**Description of the task:**
Below is a listing; write it out exactly and drop any images from it.

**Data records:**
+--

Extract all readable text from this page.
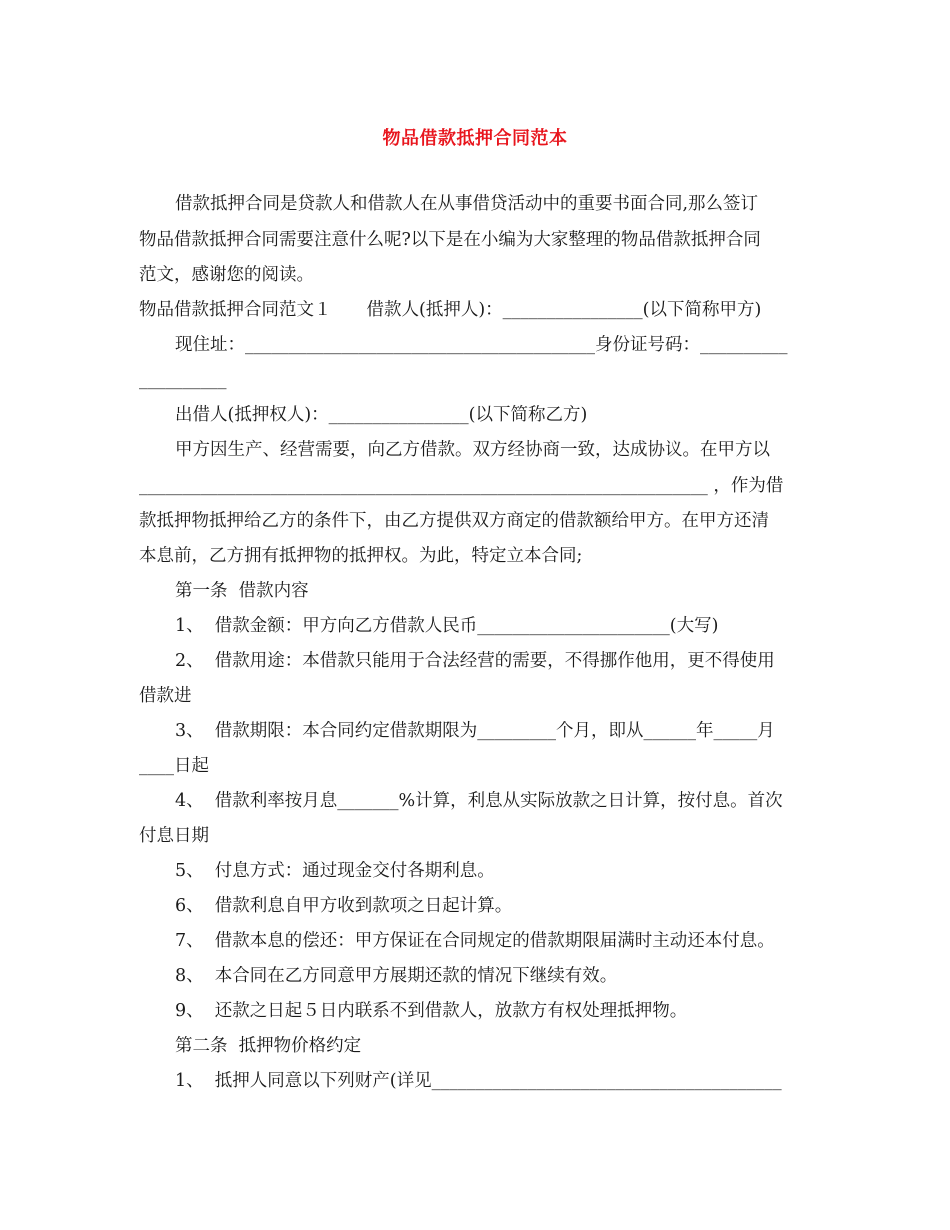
物品借款抵押合同范本
借款抵押合同是贷款人和借款人在从事借贷活动中的重要书面合同,那么签订
物品借款抵押合同需要注意什么呢?以下是在小编为大家整理的物品借款抵押合同
范文，感谢您的阅读。
物品借款抵押合同范文１　　借款人(抵押人)：________________(以下简称甲方)
现住址：________________________________________身份证号码：__________
__________
出借人(抵押权人)：________________(以下简称乙方)
甲方因生产、经营需要，向乙方借款。双方经协商一致，达成协议。在甲方以
_________________________________________________________________ ，作为借
款抵押物抵押给乙方的条件下，由乙方提供双方商定的借款额给甲方。在甲方还清
本息前，乙方拥有抵押物的抵押权。为此，特定立本合同;
第一条  借款内容
1、  借款金额：甲方向乙方借款人民币______________________(大写)
2、  借款用途：本借款只能用于合法经营的需要，不得挪作他用，更不得使用
借款进
3、  借款期限：本合同约定借款期限为_________个月，即从______年_____月
____日起
4、  借款利率按月息_______%计算，利息从实际放款之日计算，按付息。首次
付息日期
5、  付息方式：通过现金交付各期利息。
6、  借款利息自甲方收到款项之日起计算。
7、  借款本息的偿还：甲方保证在合同规定的借款期限届满时主动还本付息。
8、  本合同在乙方同意甲方展期还款的情况下继续有效。
9、  还款之日起５日内联系不到借款人，放款方有权处理抵押物。
第二条  抵押物价格约定
1、  抵押人同意以下列财产(详见________________________________________
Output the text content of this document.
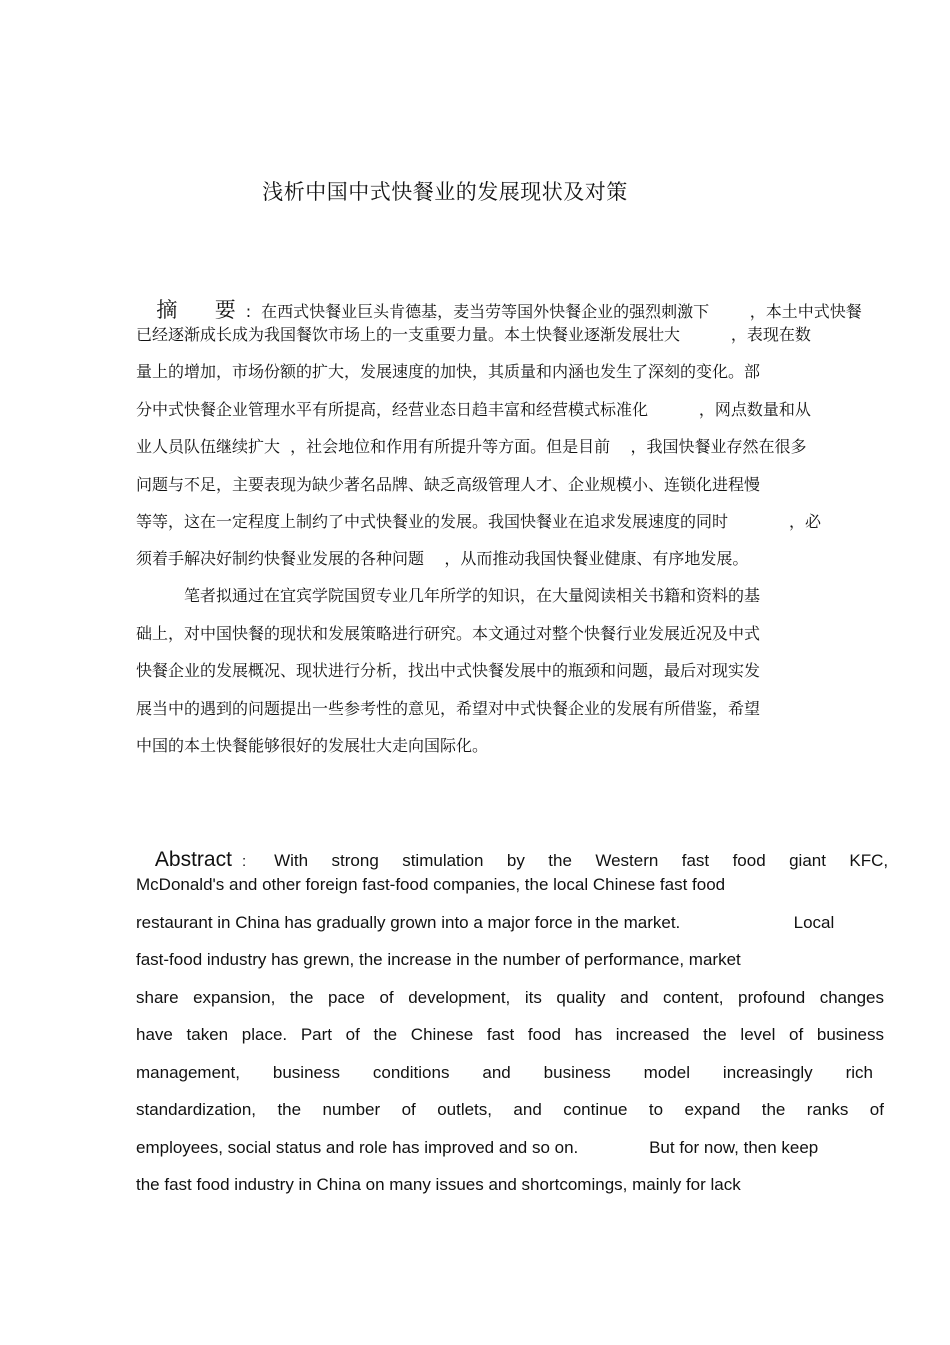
浅析中国中式快餐业的发展现状及对策

摘  要 : 在西式快餐业巨头肯德基，麦当劳等国外快餐企业的强烈刺激下        ，本土中式快餐

已经逐渐成长成为我国餐饮市场上的一支重要力量。本土快餐业逐渐发展壮大          ，表现在数
量上的增加，市场份额的扩大，发展速度的加快，其质量和内涵也发生了深刻的变化。部
分中式快餐企业管理水平有所提高，经营业态日趋丰富和经营模式标准化          ，网点数量和从
业人员队伍继续扩大  ，社会地位和作用有所提升等方面。但是目前    ，我国快餐业存然在很多
问题与不足，主要表现为缺少著名品牌、缺乏高级管理人才、企业规模小、连锁化进程慢
等等，这在一定程度上制约了中式快餐业的发展。我国快餐业在追求发展速度的同时            ，必
须着手解决好制约快餐业发展的各种问题    ，从而推动我国快餐业健康、有序地发展。
笔者拟通过在宜宾学院国贸专业几年所学的知识，在大量阅读相关书籍和资料的基
础上，对中国快餐的现状和发展策略进行研究。本文通过对整个快餐行业发展近况及中式
快餐企业的发展概况、现状进行分析，找出中式快餐发展中的瓶颈和问题，最后对现实发
展当中的遇到的问题提出一些参考性的意见，希望对中式快餐企业的发展有所借鉴，希望
中国的本土快餐能够很好的发展壮大走向国际化。

Abstract : With strong stimulation by the Western fast food giant KFC,

McDonald's and other foreign fast-food companies, the local Chinese fast food
restaurant in China has gradually grown into a major force in the market.                        Local
fast-food industry has grewn, the increase in the number of performance, market
share expansion, the pace of development, its quality and content, profound changes
have taken place. Part of the Chinese fast food has increased the level of business
management, business conditions and business model increasingly rich
standardization, the number of outlets, and continue to expand the ranks of
employees, social status and role has improved and so on.               But for now, then keep
the fast food industry in China on many issues and shortcomings, mainly for lack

+--

**Answer to this task:**
Extract all readable text from this page.
物品借款抵押合同范本
借款抵押合同是贷款人和借款人在从事借贷活动中的重要书面合同,那么签订
物品借款抵押合同需要注意什么呢?以下是在小编为大家整理的物品借款抵押合同
范文，感谢您的阅读。
物品借款抵押合同范文１　　借款人(抵押人)：________________(以下简称甲方)
现住址：________________________________________身份证号码：__________
__________
出借人(抵押权人)：________________(以下简称乙方)
甲方因生产、经营需要，向乙方借款。双方经协商一致，达成协议。在甲方以
_________________________________________________________________ ，作为借
款抵押物抵押给乙方的条件下，由乙方提供双方商定的借款额给甲方。在甲方还清
本息前，乙方拥有抵押物的抵押权。为此，特定立本合同;
第一条  借款内容
1、  借款金额：甲方向乙方借款人民币______________________(大写)
2、  借款用途：本借款只能用于合法经营的需要，不得挪作他用，更不得使用
借款进
3、  借款期限：本合同约定借款期限为_________个月，即从______年_____月
____日起
4、  借款利率按月息_______%计算，利息从实际放款之日计算，按付息。首次
付息日期
5、  付息方式：通过现金交付各期利息。
6、  借款利息自甲方收到款项之日起计算。
7、  借款本息的偿还：甲方保证在合同规定的借款期限届满时主动还本付息。
8、  本合同在乙方同意甲方展期还款的情况下继续有效。
9、  还款之日起５日内联系不到借款人，放款方有权处理抵押物。
第二条  抵押物价格约定
1、  抵押人同意以下列财产(详见________________________________________
Output the text content of this document.
浅析中国中式快餐业的发展现状及对策

摘  要 : 在西式快餐业巨头肯德基，麦当劳等国外快餐企业的强烈刺激下        ，本土中式快餐

已经逐渐成长成为我国餐饮市场上的一支重要力量。本土快餐业逐渐发展壮大          ，表现在数
量上的增加，市场份额的扩大，发展速度的加快，其质量和内涵也发生了深刻的变化。部
分中式快餐企业管理水平有所提高，经营业态日趋丰富和经营模式标准化          ，网点数量和从
业人员队伍继续扩大  ，社会地位和作用有所提升等方面。但是目前    ，我国快餐业存然在很多
问题与不足，主要表现为缺少著名品牌、缺乏高级管理人才、企业规模小、连锁化进程慢
等等，这在一定程度上制约了中式快餐业的发展。我国快餐业在追求发展速度的同时            ，必
须着手解决好制约快餐业发展的各种问题    ，从而推动我国快餐业健康、有序地发展。
笔者拟通过在宜宾学院国贸专业几年所学的知识，在大量阅读相关书籍和资料的基
础上，对中国快餐的现状和发展策略进行研究。本文通过对整个快餐行业发展近况及中式
快餐企业的发展概况、现状进行分析，找出中式快餐发展中的瓶颈和问题，最后对现实发
展当中的遇到的问题提出一些参考性的意见，希望对中式快餐企业的发展有所借鉴，希望
中国的本土快餐能够很好的发展壮大走向国际化。

Abstract : With strong stimulation by the Western fast food giant KFC,

McDonald's and other foreign fast-food companies, the local Chinese fast food
restaurant in China has gradually grown into a major force in the market.                        Local
fast-food industry has grewn, the increase in the number of performance, market
share expansion, the pace of development, its quality and content, profound changes
have taken place. Part of the Chinese fast food has increased the level of business
management, business conditions and business model increasingly rich
standardization, the number of outlets, and continue to expand the ranks of
employees, social status and role has improved and so on.               But for now, then keep
the fast food industry in China on many issues and shortcomings, mainly for lack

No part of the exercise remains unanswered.